Task brief =
Write out all the material exactly. Leave nothing out.

Extracted data =

[Begin]

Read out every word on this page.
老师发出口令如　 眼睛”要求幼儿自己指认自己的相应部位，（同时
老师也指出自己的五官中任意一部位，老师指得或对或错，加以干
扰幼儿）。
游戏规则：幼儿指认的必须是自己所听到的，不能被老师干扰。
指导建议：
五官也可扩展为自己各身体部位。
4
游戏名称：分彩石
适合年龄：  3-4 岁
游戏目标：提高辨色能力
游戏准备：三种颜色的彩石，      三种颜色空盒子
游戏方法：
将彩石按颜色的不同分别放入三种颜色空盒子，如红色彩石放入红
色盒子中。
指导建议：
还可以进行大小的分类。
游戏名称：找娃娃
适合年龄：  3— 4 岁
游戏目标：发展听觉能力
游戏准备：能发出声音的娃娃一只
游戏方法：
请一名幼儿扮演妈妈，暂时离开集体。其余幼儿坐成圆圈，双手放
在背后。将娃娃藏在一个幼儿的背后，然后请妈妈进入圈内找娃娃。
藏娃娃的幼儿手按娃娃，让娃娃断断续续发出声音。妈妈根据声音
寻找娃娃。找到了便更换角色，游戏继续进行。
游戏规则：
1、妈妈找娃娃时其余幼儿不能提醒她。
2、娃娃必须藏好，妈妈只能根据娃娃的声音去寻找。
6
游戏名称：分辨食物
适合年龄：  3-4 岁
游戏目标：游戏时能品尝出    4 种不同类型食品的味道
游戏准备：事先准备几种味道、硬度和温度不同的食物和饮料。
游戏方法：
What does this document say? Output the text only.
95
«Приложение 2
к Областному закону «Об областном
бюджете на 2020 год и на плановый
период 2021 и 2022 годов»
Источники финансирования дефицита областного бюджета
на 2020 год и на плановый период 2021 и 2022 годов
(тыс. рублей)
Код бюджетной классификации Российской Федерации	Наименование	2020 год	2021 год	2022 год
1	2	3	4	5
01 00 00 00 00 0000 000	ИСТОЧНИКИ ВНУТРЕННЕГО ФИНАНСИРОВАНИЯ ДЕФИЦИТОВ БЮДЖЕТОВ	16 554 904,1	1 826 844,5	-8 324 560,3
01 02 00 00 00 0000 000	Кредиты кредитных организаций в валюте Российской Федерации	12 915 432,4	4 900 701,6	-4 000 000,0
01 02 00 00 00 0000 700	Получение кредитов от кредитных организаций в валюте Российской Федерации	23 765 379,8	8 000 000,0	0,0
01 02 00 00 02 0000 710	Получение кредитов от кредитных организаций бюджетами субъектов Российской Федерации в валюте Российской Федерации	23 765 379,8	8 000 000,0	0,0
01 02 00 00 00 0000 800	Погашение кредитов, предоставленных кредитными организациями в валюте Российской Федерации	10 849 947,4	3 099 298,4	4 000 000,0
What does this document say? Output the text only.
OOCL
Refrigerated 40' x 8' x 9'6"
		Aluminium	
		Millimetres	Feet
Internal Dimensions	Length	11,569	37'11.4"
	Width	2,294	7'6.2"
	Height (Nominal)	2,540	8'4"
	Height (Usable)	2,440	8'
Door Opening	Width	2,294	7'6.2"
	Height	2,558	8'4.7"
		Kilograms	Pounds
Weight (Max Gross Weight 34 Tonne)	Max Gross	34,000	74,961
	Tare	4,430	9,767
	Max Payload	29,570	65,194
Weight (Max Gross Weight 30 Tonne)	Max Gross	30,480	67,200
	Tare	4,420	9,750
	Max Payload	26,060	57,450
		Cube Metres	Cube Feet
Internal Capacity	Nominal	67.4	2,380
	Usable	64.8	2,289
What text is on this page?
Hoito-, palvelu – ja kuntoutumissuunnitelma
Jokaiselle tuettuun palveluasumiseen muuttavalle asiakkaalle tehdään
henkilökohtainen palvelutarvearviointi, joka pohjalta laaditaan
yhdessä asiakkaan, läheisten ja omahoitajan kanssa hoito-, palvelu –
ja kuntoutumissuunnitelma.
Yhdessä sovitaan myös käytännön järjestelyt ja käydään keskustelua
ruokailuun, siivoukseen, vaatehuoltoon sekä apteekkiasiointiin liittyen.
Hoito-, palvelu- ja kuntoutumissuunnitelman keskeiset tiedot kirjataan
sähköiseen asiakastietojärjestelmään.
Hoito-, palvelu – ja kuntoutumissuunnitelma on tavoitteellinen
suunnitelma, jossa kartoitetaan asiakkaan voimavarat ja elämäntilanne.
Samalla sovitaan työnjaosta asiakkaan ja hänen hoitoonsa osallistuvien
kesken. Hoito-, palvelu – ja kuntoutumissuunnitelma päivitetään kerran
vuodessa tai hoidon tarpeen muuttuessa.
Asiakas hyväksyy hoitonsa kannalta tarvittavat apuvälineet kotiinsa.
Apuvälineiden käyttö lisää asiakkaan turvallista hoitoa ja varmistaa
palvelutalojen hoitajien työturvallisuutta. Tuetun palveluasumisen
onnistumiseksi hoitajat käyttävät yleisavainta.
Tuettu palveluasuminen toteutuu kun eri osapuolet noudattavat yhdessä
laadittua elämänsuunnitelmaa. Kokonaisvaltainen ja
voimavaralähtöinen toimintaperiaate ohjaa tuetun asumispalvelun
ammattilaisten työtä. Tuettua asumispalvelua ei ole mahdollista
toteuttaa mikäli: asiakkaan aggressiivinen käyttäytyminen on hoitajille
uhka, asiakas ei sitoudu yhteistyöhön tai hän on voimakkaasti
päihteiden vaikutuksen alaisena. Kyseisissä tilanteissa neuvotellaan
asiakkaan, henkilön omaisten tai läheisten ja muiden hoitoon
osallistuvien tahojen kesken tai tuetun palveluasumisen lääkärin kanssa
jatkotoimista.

[End]

Result for this exercise =
Read out every word on this page.
老师发出口令如　 眼睛”要求幼儿自己指认自己的相应部位，（同时
老师也指出自己的五官中任意一部位，老师指得或对或错，加以干
扰幼儿）。
游戏规则：幼儿指认的必须是自己所听到的，不能被老师干扰。
指导建议：
五官也可扩展为自己各身体部位。
4
游戏名称：分彩石
适合年龄：  3-4 岁
游戏目标：提高辨色能力
游戏准备：三种颜色的彩石，      三种颜色空盒子
游戏方法：
将彩石按颜色的不同分别放入三种颜色空盒子，如红色彩石放入红
色盒子中。
指导建议：
还可以进行大小的分类。
游戏名称：找娃娃
适合年龄：  3— 4 岁
游戏目标：发展听觉能力
游戏准备：能发出声音的娃娃一只
游戏方法：
请一名幼儿扮演妈妈，暂时离开集体。其余幼儿坐成圆圈，双手放
在背后。将娃娃藏在一个幼儿的背后，然后请妈妈进入圈内找娃娃。
藏娃娃的幼儿手按娃娃，让娃娃断断续续发出声音。妈妈根据声音
寻找娃娃。找到了便更换角色，游戏继续进行。
游戏规则：
1、妈妈找娃娃时其余幼儿不能提醒她。
2、娃娃必须藏好，妈妈只能根据娃娃的声音去寻找。
6
游戏名称：分辨食物
适合年龄：  3-4 岁
游戏目标：游戏时能品尝出    4 种不同类型食品的味道
游戏准备：事先准备几种味道、硬度和温度不同的食物和饮料。
游戏方法：
What does this document say? Output the text only.
95
«Приложение 2
к Областному закону «Об областном
бюджете на 2020 год и на плановый
период 2021 и 2022 годов»
Источники финансирования дефицита областного бюджета
на 2020 год и на плановый период 2021 и 2022 годов
(тыс. рублей)
Код бюджетной классификации Российской Федерации	Наименование	2020 год	2021 год	2022 год
1	2	3	4	5
01 00 00 00 00 0000 000	ИСТОЧНИКИ ВНУТРЕННЕГО ФИНАНСИРОВАНИЯ ДЕФИЦИТОВ БЮДЖЕТОВ	16 554 904,1	1 826 844,5	-8 324 560,3
01 02 00 00 00 0000 000	Кредиты кредитных организаций в валюте Российской Федерации	12 915 432,4	4 900 701,6	-4 000 000,0
01 02 00 00 00 0000 700	Получение кредитов от кредитных организаций в валюте Российской Федерации	23 765 379,8	8 000 000,0	0,0
01 02 00 00 02 0000 710	Получение кредитов от кредитных организаций бюджетами субъектов Российской Федерации в валюте Российской Федерации	23 765 379,8	8 000 000,0	0,0
01 02 00 00 00 0000 800	Погашение кредитов, предоставленных кредитными организациями в валюте Российской Федерации	10 849 947,4	3 099 298,4	4 000 000,0
What does this document say? Output the text only.
OOCL
Refrigerated 40' x 8' x 9'6"
		Aluminium	
		Millimetres	Feet
Internal Dimensions	Length	11,569	37'11.4"
	Width	2,294	7'6.2"
	Height (Nominal)	2,540	8'4"
	Height (Usable)	2,440	8'
Door Opening	Width	2,294	7'6.2"
	Height	2,558	8'4.7"
		Kilograms	Pounds
Weight (Max Gross Weight 34 Tonne)	Max Gross	34,000	74,961
	Tare	4,430	9,767
	Max Payload	29,570	65,194
Weight (Max Gross Weight 30 Tonne)	Max Gross	30,480	67,200
	Tare	4,420	9,750
	Max Payload	26,060	57,450
		Cube Metres	Cube Feet
Internal Capacity	Nominal	67.4	2,380
	Usable	64.8	2,289
What text is on this page?
Hoito-, palvelu – ja kuntoutumissuunnitelma
Jokaiselle tuettuun palveluasumiseen muuttavalle asiakkaalle tehdään
henkilökohtainen palvelutarvearviointi, joka pohjalta laaditaan
yhdessä asiakkaan, läheisten ja omahoitajan kanssa hoito-, palvelu –
ja kuntoutumissuunnitelma.
Yhdessä sovitaan myös käytännön järjestelyt ja käydään keskustelua
ruokailuun, siivoukseen, vaatehuoltoon sekä apteekkiasiointiin liittyen.
Hoito-, palvelu- ja kuntoutumissuunnitelman keskeiset tiedot kirjataan
sähköiseen asiakastietojärjestelmään.
Hoito-, palvelu – ja kuntoutumissuunnitelma on tavoitteellinen
suunnitelma, jossa kartoitetaan asiakkaan voimavarat ja elämäntilanne.
Samalla sovitaan työnjaosta asiakkaan ja hänen hoitoonsa osallistuvien
kesken. Hoito-, palvelu – ja kuntoutumissuunnitelma päivitetään kerran
vuodessa tai hoidon tarpeen muuttuessa.
Asiakas hyväksyy hoitonsa kannalta tarvittavat apuvälineet kotiinsa.
Apuvälineiden käyttö lisää asiakkaan turvallista hoitoa ja varmistaa
palvelutalojen hoitajien työturvallisuutta. Tuetun palveluasumisen
onnistumiseksi hoitajat käyttävät yleisavainta.
Tuettu palveluasuminen toteutuu kun eri osapuolet noudattavat yhdessä
laadittua elämänsuunnitelmaa. Kokonaisvaltainen ja
voimavaralähtöinen toimintaperiaate ohjaa tuetun asumispalvelun
ammattilaisten työtä. Tuettua asumispalvelua ei ole mahdollista
toteuttaa mikäli: asiakkaan aggressiivinen käyttäytyminen on hoitajille
uhka, asiakas ei sitoudu yhteistyöhön tai hän on voimakkaasti
päihteiden vaikutuksen alaisena. Kyseisissä tilanteissa neuvotellaan
asiakkaan, henkilön omaisten tai läheisten ja muiden hoitoon
osallistuvien tahojen kesken tai tuetun palveluasumisen lääkärin kanssa
jatkotoimista.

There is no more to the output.